== Task brief ==
Transcribe all the records with complete accuracy.
++++ Input for this task
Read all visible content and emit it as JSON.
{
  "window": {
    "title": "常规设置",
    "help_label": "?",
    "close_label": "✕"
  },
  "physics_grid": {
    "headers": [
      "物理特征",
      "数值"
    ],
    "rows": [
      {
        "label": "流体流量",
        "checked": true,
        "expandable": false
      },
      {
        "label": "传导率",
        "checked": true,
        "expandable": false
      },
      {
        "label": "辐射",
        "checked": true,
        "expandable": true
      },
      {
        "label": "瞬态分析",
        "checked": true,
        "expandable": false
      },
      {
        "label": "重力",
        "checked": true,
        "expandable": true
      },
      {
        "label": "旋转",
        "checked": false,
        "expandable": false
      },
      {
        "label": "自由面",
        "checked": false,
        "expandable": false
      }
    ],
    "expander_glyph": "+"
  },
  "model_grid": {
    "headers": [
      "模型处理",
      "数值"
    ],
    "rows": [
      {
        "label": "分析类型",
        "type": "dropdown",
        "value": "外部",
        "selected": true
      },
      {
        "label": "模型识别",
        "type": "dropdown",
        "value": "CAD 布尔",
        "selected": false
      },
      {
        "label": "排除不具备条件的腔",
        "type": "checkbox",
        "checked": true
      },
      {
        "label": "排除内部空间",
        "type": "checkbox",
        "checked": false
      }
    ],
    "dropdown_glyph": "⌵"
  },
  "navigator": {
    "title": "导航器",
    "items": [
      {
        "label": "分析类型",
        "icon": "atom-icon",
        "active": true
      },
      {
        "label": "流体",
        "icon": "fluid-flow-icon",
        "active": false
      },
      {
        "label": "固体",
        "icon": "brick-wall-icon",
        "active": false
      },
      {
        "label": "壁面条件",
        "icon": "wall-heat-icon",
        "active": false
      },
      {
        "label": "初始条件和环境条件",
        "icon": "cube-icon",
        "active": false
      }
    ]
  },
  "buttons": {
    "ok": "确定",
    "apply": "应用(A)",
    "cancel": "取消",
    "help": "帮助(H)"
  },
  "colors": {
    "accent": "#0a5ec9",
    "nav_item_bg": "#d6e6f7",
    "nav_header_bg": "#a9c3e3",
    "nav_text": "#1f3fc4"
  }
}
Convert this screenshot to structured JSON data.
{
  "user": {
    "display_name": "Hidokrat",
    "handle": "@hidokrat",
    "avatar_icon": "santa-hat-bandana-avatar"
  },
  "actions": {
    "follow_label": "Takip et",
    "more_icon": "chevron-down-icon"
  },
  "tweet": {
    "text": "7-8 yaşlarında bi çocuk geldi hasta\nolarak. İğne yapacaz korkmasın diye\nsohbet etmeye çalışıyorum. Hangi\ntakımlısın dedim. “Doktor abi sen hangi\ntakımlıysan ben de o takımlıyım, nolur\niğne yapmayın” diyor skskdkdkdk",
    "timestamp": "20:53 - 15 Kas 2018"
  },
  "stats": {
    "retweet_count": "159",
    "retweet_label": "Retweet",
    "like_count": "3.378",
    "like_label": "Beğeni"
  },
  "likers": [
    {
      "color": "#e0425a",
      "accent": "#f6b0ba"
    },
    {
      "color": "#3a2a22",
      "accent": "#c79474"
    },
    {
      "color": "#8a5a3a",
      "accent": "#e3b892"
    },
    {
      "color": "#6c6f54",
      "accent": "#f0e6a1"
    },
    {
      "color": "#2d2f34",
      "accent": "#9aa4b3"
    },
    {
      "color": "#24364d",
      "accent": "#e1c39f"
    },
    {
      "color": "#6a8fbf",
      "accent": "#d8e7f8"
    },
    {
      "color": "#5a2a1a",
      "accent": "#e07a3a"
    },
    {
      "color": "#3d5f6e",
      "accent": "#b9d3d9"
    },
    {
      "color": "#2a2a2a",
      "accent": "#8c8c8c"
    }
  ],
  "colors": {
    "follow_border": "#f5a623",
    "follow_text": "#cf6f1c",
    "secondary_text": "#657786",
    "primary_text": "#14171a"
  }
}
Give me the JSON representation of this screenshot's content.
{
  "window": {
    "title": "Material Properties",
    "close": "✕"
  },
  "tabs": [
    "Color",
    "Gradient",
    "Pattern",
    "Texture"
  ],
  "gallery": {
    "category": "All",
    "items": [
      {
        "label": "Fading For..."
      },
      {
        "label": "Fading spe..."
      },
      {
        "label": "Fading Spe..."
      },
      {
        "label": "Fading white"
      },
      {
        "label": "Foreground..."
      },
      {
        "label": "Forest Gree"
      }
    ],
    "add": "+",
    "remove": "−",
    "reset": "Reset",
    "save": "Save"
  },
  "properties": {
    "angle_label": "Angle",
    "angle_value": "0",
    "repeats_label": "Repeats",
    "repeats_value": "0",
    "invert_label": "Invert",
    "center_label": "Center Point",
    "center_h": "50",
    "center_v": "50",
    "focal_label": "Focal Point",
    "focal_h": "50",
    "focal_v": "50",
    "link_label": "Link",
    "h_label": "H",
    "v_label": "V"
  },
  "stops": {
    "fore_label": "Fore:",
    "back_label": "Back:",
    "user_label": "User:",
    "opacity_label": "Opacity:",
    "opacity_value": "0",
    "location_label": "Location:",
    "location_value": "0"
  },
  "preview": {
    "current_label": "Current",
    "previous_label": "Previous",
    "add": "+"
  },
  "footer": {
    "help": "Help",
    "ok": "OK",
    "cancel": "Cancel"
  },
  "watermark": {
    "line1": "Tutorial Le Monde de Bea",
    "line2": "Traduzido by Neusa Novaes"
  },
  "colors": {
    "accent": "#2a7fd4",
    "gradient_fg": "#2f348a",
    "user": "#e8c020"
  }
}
++++++++
== Worked answer ==
Read all visible content and emit it as JSON.
{
  "window": {
    "title": "常规设置",
    "help_label": "?",
    "close_label": "✕"
  },
  "physics_grid": {
    "headers": [
      "物理特征",
      "数值"
    ],
    "rows": [
      {
        "label": "流体流量",
        "checked": true,
        "expandable": false
      },
      {
        "label": "传导率",
        "checked": true,
        "expandable": false
      },
      {
        "label": "辐射",
        "checked": true,
        "expandable": true
      },
      {
        "label": "瞬态分析",
        "checked": true,
        "expandable": false
      },
      {
        "label": "重力",
        "checked": true,
        "expandable": true
      },
      {
        "label": "旋转",
        "checked": false,
        "expandable": false
      },
      {
        "label": "自由面",
        "checked": false,
        "expandable": false
      }
    ],
    "expander_glyph": "+"
  },
  "model_grid": {
    "headers": [
      "模型处理",
      "数值"
    ],
    "rows": [
      {
        "label": "分析类型",
        "type": "dropdown",
        "value": "外部",
        "selected": true
      },
      {
        "label": "模型识别",
        "type": "dropdown",
        "value": "CAD 布尔",
        "selected": false
      },
      {
        "label": "排除不具备条件的腔",
        "type": "checkbox",
        "checked": true
      },
      {
        "label": "排除内部空间",
        "type": "checkbox",
        "checked": false
      }
    ],
    "dropdown_glyph": "⌵"
  },
  "navigator": {
    "title": "导航器",
    "items": [
      {
        "label": "分析类型",
        "icon": "atom-icon",
        "active": true
      },
      {
        "label": "流体",
        "icon": "fluid-flow-icon",
        "active": false
      },
      {
        "label": "固体",
        "icon": "brick-wall-icon",
        "active": false
      },
      {
        "label": "壁面条件",
        "icon": "wall-heat-icon",
        "active": false
      },
      {
        "label": "初始条件和环境条件",
        "icon": "cube-icon",
        "active": false
      }
    ]
  },
  "buttons": {
    "ok": "确定",
    "apply": "应用(A)",
    "cancel": "取消",
    "help": "帮助(H)"
  },
  "colors": {
    "accent": "#0a5ec9",
    "nav_item_bg": "#d6e6f7",
    "nav_header_bg": "#a9c3e3",
    "nav_text": "#1f3fc4"
  }
}
Convert this screenshot to structured JSON data.
{
  "user": {
    "display_name": "Hidokrat",
    "handle": "@hidokrat",
    "avatar_icon": "santa-hat-bandana-avatar"
  },
  "actions": {
    "follow_label": "Takip et",
    "more_icon": "chevron-down-icon"
  },
  "tweet": {
    "text": "7-8 yaşlarında bi çocuk geldi hasta\nolarak. İğne yapacaz korkmasın diye\nsohbet etmeye çalışıyorum. Hangi\ntakımlısın dedim. “Doktor abi sen hangi\ntakımlıysan ben de o takımlıyım, nolur\niğne yapmayın” diyor skskdkdkdk",
    "timestamp": "20:53 - 15 Kas 2018"
  },
  "stats": {
    "retweet_count": "159",
    "retweet_label": "Retweet",
    "like_count": "3.378",
    "like_label": "Beğeni"
  },
  "likers": [
    {
      "color": "#e0425a",
      "accent": "#f6b0ba"
    },
    {
      "color": "#3a2a22",
      "accent": "#c79474"
    },
    {
      "color": "#8a5a3a",
      "accent": "#e3b892"
    },
    {
      "color": "#6c6f54",
      "accent": "#f0e6a1"
    },
    {
      "color": "#2d2f34",
      "accent": "#9aa4b3"
    },
    {
      "color": "#24364d",
      "accent": "#e1c39f"
    },
    {
      "color": "#6a8fbf",
      "accent": "#d8e7f8"
    },
    {
      "color": "#5a2a1a",
      "accent": "#e07a3a"
    },
    {
      "color": "#3d5f6e",
      "accent": "#b9d3d9"
    },
    {
      "color": "#2a2a2a",
      "accent": "#8c8c8c"
    }
  ],
  "colors": {
    "follow_border": "#f5a623",
    "follow_text": "#cf6f1c",
    "secondary_text": "#657786",
    "primary_text": "#14171a"
  }
}
Give me the JSON representation of this screenshot's content.
{
  "window": {
    "title": "Material Properties",
    "close": "✕"
  },
  "tabs": [
    "Color",
    "Gradient",
    "Pattern",
    "Texture"
  ],
  "gallery": {
    "category": "All",
    "items": [
      {
        "label": "Fading For..."
      },
      {
        "label": "Fading spe..."
      },
      {
        "label": "Fading Spe..."
      },
      {
        "label": "Fading white"
      },
      {
        "label": "Foreground..."
      },
      {
        "label": "Forest Gree"
      }
    ],
    "add": "+",
    "remove": "−",
    "reset": "Reset",
    "save": "Save"
  },
  "properties": {
    "angle_label": "Angle",
    "angle_value": "0",
    "repeats_label": "Repeats",
    "repeats_value": "0",
    "invert_label": "Invert",
    "center_label": "Center Point",
    "center_h": "50",
    "center_v": "50",
    "focal_label": "Focal Point",
    "focal_h": "50",
    "focal_v": "50",
    "link_label": "Link",
    "h_label": "H",
    "v_label": "V"
  },
  "stops": {
    "fore_label": "Fore:",
    "back_label": "Back:",
    "user_label": "User:",
    "opacity_label": "Opacity:",
    "opacity_value": "0",
    "location_label": "Location:",
    "location_value": "0"
  },
  "preview": {
    "current_label": "Current",
    "previous_label": "Previous",
    "add": "+"
  },
  "footer": {
    "help": "Help",
    "ok": "OK",
    "cancel": "Cancel"
  },
  "watermark": {
    "line1": "Tutorial Le Monde de Bea",
    "line2": "Traduzido by Neusa Novaes"
  },
  "colors": {
    "accent": "#2a7fd4",
    "gradient_fg": "#2f348a",
    "user": "#e8c020"
  }
}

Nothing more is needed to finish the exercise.